## Work instructions
Each line below should be reproduced without any alteration.
________________________
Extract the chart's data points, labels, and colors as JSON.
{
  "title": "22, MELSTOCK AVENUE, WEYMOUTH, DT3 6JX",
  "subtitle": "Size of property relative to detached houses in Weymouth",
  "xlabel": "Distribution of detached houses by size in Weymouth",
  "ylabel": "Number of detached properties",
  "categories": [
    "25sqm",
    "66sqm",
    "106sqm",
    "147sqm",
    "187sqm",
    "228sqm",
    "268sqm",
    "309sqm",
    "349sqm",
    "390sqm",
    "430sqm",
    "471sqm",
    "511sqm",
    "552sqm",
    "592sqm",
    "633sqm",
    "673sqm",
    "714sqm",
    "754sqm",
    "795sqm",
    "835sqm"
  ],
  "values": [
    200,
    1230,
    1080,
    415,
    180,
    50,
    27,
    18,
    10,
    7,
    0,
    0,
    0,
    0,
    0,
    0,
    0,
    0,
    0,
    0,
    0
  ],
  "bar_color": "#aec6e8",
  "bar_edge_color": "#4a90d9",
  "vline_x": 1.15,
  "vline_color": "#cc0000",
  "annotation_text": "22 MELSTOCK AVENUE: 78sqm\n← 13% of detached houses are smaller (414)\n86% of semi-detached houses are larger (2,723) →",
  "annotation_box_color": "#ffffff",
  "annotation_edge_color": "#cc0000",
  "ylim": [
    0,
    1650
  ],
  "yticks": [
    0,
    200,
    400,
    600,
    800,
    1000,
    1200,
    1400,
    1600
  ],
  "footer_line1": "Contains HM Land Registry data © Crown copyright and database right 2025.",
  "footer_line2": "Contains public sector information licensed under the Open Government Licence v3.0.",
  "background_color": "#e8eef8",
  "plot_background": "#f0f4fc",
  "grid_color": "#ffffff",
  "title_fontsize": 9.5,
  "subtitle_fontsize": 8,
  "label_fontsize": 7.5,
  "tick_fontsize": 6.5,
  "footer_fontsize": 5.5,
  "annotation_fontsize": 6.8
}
________________________
## The response
Extract the chart's data points, labels, and colors as JSON.
{
  "title": "22, MELSTOCK AVENUE, WEYMOUTH, DT3 6JX",
  "subtitle": "Size of property relative to detached houses in Weymouth",
  "xlabel": "Distribution of detached houses by size in Weymouth",
  "ylabel": "Number of detached properties",
  "categories": [
    "25sqm",
    "66sqm",
    "106sqm",
    "147sqm",
    "187sqm",
    "228sqm",
    "268sqm",
    "309sqm",
    "349sqm",
    "390sqm",
    "430sqm",
    "471sqm",
    "511sqm",
    "552sqm",
    "592sqm",
    "633sqm",
    "673sqm",
    "714sqm",
    "754sqm",
    "795sqm",
    "835sqm"
  ],
  "values": [
    200,
    1230,
    1080,
    415,
    180,
    50,
    27,
    18,
    10,
    7,
    0,
    0,
    0,
    0,
    0,
    0,
    0,
    0,
    0,
    0,
    0
  ],
  "bar_color": "#aec6e8",
  "bar_edge_color": "#4a90d9",
  "vline_x": 1.15,
  "vline_color": "#cc0000",
  "annotation_text": "22 MELSTOCK AVENUE: 78sqm\n← 13% of detached houses are smaller (414)\n86% of semi-detached houses are larger (2,723) →",
  "annotation_box_color": "#ffffff",
  "annotation_edge_color": "#cc0000",
  "ylim": [
    0,
    1650
  ],
  "yticks": [
    0,
    200,
    400,
    600,
    800,
    1000,
    1200,
    1400,
    1600
  ],
  "footer_line1": "Contains HM Land Registry data © Crown copyright and database right 2025.",
  "footer_line2": "Contains public sector information licensed under the Open Government Licence v3.0.",
  "background_color": "#e8eef8",
  "plot_background": "#f0f4fc",
  "grid_color": "#ffffff",
  "title_fontsize": 9.5,
  "subtitle_fontsize": 8,
  "label_fontsize": 7.5,
  "tick_fontsize": 6.5,
  "footer_fontsize": 5.5,
  "annotation_fontsize": 6.8
}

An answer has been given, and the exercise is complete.